Task goal: Where the word "Пример" occurs in a line, return that line.

Chart and figure data:
** START **
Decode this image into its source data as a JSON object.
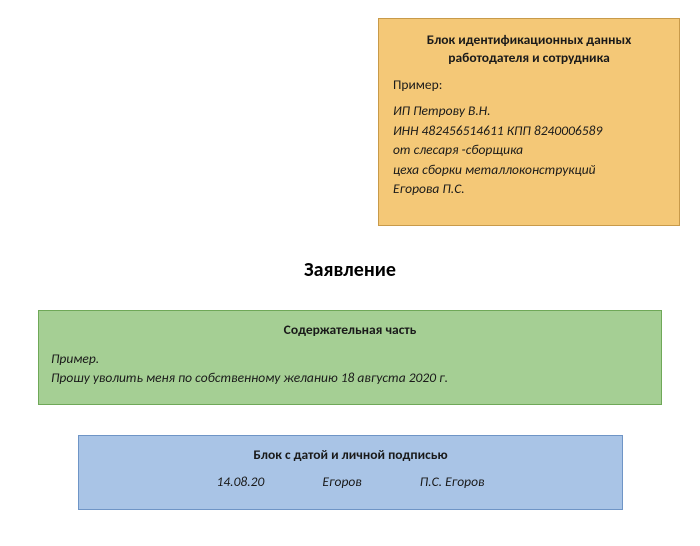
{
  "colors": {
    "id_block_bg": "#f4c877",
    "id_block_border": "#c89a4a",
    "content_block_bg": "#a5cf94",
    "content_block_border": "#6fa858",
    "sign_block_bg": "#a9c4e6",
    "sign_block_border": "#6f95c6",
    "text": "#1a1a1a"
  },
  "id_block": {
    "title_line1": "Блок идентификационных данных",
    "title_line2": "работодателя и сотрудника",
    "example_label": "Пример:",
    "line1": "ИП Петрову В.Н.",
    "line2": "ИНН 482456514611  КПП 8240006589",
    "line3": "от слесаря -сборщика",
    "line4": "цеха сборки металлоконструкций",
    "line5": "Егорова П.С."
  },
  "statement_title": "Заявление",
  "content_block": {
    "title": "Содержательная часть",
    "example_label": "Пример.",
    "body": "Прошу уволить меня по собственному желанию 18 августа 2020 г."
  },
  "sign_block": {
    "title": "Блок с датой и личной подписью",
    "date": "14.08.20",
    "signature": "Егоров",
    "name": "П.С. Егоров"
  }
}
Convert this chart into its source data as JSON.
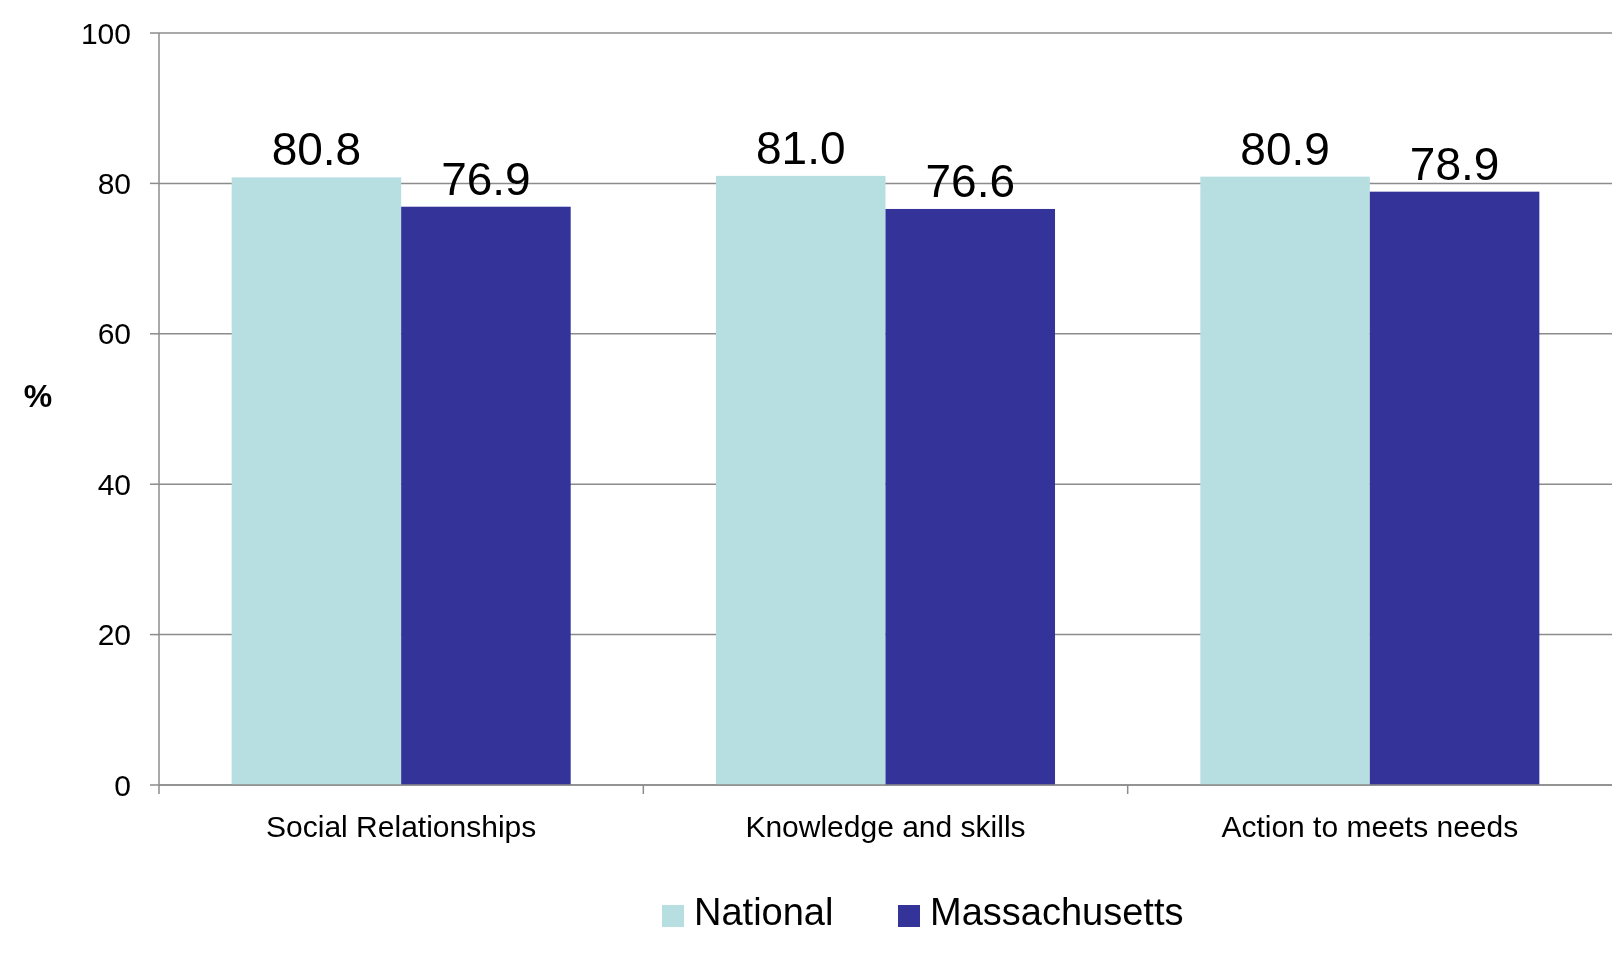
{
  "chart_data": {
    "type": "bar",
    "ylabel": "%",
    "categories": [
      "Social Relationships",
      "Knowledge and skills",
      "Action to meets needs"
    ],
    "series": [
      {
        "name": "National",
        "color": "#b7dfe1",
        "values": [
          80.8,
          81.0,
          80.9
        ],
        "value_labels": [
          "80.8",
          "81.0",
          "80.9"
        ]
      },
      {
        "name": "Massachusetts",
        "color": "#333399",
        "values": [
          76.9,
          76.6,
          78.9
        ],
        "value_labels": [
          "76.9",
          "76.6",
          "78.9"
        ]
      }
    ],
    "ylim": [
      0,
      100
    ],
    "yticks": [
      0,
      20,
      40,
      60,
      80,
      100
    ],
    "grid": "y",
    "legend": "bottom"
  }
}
** END **
** START **
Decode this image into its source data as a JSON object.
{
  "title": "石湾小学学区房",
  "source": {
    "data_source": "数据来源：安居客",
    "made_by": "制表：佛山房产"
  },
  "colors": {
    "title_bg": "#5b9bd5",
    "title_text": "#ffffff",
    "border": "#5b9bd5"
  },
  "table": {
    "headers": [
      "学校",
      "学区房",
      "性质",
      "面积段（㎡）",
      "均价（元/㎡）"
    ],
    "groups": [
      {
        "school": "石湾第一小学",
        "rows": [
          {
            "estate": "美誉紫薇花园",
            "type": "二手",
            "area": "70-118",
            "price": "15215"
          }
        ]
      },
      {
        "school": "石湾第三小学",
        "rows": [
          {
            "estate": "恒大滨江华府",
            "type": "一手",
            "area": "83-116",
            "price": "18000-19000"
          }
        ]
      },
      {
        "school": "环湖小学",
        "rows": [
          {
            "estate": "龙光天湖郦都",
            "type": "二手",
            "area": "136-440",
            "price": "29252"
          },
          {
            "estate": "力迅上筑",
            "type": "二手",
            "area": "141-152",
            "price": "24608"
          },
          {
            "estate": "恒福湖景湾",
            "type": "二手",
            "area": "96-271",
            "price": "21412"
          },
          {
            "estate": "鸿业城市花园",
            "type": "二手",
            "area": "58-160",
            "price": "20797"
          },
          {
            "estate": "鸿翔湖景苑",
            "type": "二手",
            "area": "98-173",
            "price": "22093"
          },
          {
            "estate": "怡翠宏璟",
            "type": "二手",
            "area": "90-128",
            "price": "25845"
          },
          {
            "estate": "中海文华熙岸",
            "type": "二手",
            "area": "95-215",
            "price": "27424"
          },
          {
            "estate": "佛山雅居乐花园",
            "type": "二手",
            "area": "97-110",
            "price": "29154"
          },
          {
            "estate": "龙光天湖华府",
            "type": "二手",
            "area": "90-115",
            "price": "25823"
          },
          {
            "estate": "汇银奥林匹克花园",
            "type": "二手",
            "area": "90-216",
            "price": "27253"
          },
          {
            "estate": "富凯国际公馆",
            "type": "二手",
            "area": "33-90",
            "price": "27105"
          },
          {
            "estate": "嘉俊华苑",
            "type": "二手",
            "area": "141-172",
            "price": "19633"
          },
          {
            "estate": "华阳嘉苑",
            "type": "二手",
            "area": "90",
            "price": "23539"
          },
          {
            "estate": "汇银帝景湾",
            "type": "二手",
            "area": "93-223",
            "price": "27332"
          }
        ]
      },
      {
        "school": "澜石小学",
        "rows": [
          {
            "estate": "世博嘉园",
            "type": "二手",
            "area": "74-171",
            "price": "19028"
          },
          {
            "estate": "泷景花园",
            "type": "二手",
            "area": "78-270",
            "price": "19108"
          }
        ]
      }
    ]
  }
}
** END **
Expected answer:
    "example_label": "Пример:",
    "example_label": "Пример.",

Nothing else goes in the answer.